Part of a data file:
—————

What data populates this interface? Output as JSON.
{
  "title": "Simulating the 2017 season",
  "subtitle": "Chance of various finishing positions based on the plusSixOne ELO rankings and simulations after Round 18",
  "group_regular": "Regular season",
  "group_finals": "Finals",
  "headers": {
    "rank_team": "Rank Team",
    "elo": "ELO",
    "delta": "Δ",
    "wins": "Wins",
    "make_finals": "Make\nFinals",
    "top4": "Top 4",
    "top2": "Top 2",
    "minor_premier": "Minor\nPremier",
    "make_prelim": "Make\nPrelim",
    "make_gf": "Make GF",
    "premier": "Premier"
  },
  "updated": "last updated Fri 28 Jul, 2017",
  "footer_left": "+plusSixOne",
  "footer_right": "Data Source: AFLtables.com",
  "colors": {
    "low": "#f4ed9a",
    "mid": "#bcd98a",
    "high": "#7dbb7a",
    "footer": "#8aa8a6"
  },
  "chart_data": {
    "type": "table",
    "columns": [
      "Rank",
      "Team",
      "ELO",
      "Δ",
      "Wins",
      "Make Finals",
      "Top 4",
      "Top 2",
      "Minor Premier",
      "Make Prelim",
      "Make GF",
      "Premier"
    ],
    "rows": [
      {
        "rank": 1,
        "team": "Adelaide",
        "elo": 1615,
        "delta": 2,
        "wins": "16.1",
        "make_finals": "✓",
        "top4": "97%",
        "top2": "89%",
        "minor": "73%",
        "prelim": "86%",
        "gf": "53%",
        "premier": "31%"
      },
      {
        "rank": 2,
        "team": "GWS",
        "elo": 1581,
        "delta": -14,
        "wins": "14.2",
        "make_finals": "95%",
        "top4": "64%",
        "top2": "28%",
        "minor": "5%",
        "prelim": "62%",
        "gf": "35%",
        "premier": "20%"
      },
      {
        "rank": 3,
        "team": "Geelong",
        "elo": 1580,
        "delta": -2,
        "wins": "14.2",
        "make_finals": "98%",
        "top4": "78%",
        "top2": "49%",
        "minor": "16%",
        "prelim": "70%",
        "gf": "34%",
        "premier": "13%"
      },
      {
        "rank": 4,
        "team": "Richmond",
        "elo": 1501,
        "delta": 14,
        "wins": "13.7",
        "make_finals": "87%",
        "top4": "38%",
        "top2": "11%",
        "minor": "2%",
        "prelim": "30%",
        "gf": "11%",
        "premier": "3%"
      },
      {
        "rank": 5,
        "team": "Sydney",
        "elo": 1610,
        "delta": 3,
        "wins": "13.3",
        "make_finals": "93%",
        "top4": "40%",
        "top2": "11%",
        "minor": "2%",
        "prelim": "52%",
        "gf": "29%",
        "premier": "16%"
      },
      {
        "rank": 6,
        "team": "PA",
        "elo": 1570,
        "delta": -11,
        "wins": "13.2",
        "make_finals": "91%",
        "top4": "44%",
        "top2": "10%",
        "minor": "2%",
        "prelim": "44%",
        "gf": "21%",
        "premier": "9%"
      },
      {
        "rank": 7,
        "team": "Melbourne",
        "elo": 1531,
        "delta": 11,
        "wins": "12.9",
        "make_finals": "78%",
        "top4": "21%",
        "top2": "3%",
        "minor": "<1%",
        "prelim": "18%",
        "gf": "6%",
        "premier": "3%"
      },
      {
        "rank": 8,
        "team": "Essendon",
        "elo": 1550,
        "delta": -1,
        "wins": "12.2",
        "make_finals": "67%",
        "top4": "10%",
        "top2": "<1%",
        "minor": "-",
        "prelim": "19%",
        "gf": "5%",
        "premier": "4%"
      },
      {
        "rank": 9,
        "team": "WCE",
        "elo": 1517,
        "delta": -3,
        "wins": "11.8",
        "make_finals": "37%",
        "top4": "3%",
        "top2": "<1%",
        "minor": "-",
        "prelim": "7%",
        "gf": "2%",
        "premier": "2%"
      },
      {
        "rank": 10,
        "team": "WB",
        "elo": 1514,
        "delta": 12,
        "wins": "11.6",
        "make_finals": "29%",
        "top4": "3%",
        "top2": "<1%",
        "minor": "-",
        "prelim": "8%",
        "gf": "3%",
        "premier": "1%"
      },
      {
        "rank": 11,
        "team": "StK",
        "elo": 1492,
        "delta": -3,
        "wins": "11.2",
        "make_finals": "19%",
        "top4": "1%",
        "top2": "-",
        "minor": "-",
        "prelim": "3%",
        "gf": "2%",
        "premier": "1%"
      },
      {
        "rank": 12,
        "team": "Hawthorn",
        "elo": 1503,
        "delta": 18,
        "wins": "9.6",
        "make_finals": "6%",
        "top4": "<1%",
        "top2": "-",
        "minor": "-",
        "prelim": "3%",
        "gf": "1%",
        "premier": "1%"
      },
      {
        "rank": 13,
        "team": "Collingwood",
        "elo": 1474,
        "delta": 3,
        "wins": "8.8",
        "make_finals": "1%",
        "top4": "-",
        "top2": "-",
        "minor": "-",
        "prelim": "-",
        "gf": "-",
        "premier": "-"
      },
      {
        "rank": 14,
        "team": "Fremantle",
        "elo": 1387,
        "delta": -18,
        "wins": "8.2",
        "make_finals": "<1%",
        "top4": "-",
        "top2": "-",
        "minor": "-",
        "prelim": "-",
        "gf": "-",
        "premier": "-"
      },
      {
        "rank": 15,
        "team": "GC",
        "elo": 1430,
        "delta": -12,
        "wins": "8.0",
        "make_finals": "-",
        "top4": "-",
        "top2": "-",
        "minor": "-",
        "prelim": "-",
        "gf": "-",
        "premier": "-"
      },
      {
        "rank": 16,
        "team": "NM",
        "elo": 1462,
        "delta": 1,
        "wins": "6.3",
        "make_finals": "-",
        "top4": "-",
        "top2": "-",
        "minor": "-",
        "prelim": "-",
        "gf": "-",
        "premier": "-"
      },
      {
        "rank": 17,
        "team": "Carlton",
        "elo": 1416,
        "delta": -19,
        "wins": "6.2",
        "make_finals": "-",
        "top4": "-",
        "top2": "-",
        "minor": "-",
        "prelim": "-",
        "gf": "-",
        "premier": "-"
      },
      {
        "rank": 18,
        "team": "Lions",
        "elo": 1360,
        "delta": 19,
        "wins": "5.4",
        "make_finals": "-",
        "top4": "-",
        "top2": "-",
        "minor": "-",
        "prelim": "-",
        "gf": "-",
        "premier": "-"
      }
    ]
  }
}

—————

Nothing in the data may differ; print all of it exactly as written.

What data populates this interface? Output as JSON.
{
  "title": "Simulating the 2017 season",
  "subtitle": "Chance of various finishing positions based on the plusSixOne ELO rankings and simulations after Round 18",
  "group_regular": "Regular season",
  "group_finals": "Finals",
  "headers": {
    "rank_team": "Rank Team",
    "elo": "ELO",
    "delta": "Δ",
    "wins": "Wins",
    "make_finals": "Make\nFinals",
    "top4": "Top 4",
    "top2": "Top 2",
    "minor_premier": "Minor\nPremier",
    "make_prelim": "Make\nPrelim",
    "make_gf": "Make GF",
    "premier": "Premier"
  },
  "updated": "last updated Fri 28 Jul, 2017",
  "footer_left": "+plusSixOne",
  "footer_right": "Data Source: AFLtables.com",
  "colors": {
    "low": "#f4ed9a",
    "mid": "#bcd98a",
    "high": "#7dbb7a",
    "footer": "#8aa8a6"
  },
  "chart_data": {
    "type": "table",
    "columns": [
      "Rank",
      "Team",
      "ELO",
      "Δ",
      "Wins",
      "Make Finals",
      "Top 4",
      "Top 2",
      "Minor Premier",
      "Make Prelim",
      "Make GF",
      "Premier"
    ],
    "rows": [
      {
        "rank": 1,
        "team": "Adelaide",
        "elo": 1615,
        "delta": 2,
        "wins": "16.1",
        "make_finals": "✓",
        "top4": "97%",
        "top2": "89%",
        "minor": "73%",
        "prelim": "86%",
        "gf": "53%",
        "premier": "31%"
      },
      {
        "rank": 2,
        "team": "GWS",
        "elo": 1581,
        "delta": -14,
        "wins": "14.2",
        "make_finals": "95%",
        "top4": "64%",
        "top2": "28%",
        "minor": "5%",
        "prelim": "62%",
        "gf": "35%",
        "premier": "20%"
      },
      {
        "rank": 3,
        "team": "Geelong",
        "elo": 1580,
        "delta": -2,
        "wins": "14.2",
        "make_finals": "98%",
        "top4": "78%",
        "top2": "49%",
        "minor": "16%",
        "prelim": "70%",
        "gf": "34%",
        "premier": "13%"
      },
      {
        "rank": 4,
        "team": "Richmond",
        "elo": 1501,
        "delta": 14,
        "wins": "13.7",
        "make_finals": "87%",
        "top4": "38%",
        "top2": "11%",
        "minor": "2%",
        "prelim": "30%",
        "gf": "11%",
        "premier": "3%"
      },
      {
        "rank": 5,
        "team": "Sydney",
        "elo": 1610,
        "delta": 3,
        "wins": "13.3",
        "make_finals": "93%",
        "top4": "40%",
        "top2": "11%",
        "minor": "2%",
        "prelim": "52%",
        "gf": "29%",
        "premier": "16%"
      },
      {
        "rank": 6,
        "team": "PA",
        "elo": 1570,
        "delta": -11,
        "wins": "13.2",
        "make_finals": "91%",
        "top4": "44%",
        "top2": "10%",
        "minor": "2%",
        "prelim": "44%",
        "gf": "21%",
        "premier": "9%"
      },
      {
        "rank": 7,
        "team": "Melbourne",
        "elo": 1531,
        "delta": 11,
        "wins": "12.9",
        "make_finals": "78%",
        "top4": "21%",
        "top2": "3%",
        "minor": "<1%",
        "prelim": "18%",
        "gf": "6%",
        "premier": "3%"
      },
      {
        "rank": 8,
        "team": "Essendon",
        "elo": 1550,
        "delta": -1,
        "wins": "12.2",
        "make_finals": "67%",
        "top4": "10%",
        "top2": "<1%",
        "minor": "-",
        "prelim": "19%",
        "gf": "5%",
        "premier": "4%"
      },
      {
        "rank": 9,
        "team": "WCE",
        "elo": 1517,
        "delta": -3,
        "wins": "11.8",
        "make_finals": "37%",
        "top4": "3%",
        "top2": "<1%",
        "minor": "-",
        "prelim": "7%",
        "gf": "2%",
        "premier": "2%"
      },
      {
        "rank": 10,
        "team": "WB",
        "elo": 1514,
        "delta": 12,
        "wins": "11.6",
        "make_finals": "29%",
        "top4": "3%",
        "top2": "<1%",
        "minor": "-",
        "prelim": "8%",
        "gf": "3%",
        "premier": "1%"
      },
      {
        "rank": 11,
        "team": "StK",
        "elo": 1492,
        "delta": -3,
        "wins": "11.2",
        "make_finals": "19%",
        "top4": "1%",
        "top2": "-",
        "minor": "-",
        "prelim": "3%",
        "gf": "2%",
        "premier": "1%"
      },
      {
        "rank": 12,
        "team": "Hawthorn",
        "elo": 1503,
        "delta": 18,
        "wins": "9.6",
        "make_finals": "6%",
        "top4": "<1%",
        "top2": "-",
        "minor": "-",
        "prelim": "3%",
        "gf": "1%",
        "premier": "1%"
      },
      {
        "rank": 13,
        "team": "Collingwood",
        "elo": 1474,
        "delta": 3,
        "wins": "8.8",
        "make_finals": "1%",
        "top4": "-",
        "top2": "-",
        "minor": "-",
        "prelim": "-",
        "gf": "-",
        "premier": "-"
      },
      {
        "rank": 14,
        "team": "Fremantle",
        "elo": 1387,
        "delta": -18,
        "wins": "8.2",
        "make_finals": "<1%",
        "top4": "-",
        "top2": "-",
        "minor": "-",
        "prelim": "-",
        "gf": "-",
        "premier": "-"
      },
      {
        "rank": 15,
        "team": "GC",
        "elo": 1430,
        "delta": -12,
        "wins": "8.0",
        "make_finals": "-",
        "top4": "-",
        "top2": "-",
        "minor": "-",
        "prelim": "-",
        "gf": "-",
        "premier": "-"
      },
      {
        "rank": 16,
        "team": "NM",
        "elo": 1462,
        "delta": 1,
        "wins": "6.3",
        "make_finals": "-",
        "top4": "-",
        "top2": "-",
        "minor": "-",
        "prelim": "-",
        "gf": "-",
        "premier": "-"
      },
      {
        "rank": 17,
        "team": "Carlton",
        "elo": 1416,
        "delta": -19,
        "wins": "6.2",
        "make_finals": "-",
        "top4": "-",
        "top2": "-",
        "minor": "-",
        "prelim": "-",
        "gf": "-",
        "premier": "-"
      },
      {
        "rank": 18,
        "team": "Lions",
        "elo": 1360,
        "delta": 19,
        "wins": "5.4",
        "make_finals": "-",
        "top4": "-",
        "top2": "-",
        "minor": "-",
        "prelim": "-",
        "gf": "-",
        "premier": "-"
      }
    ]
  }
}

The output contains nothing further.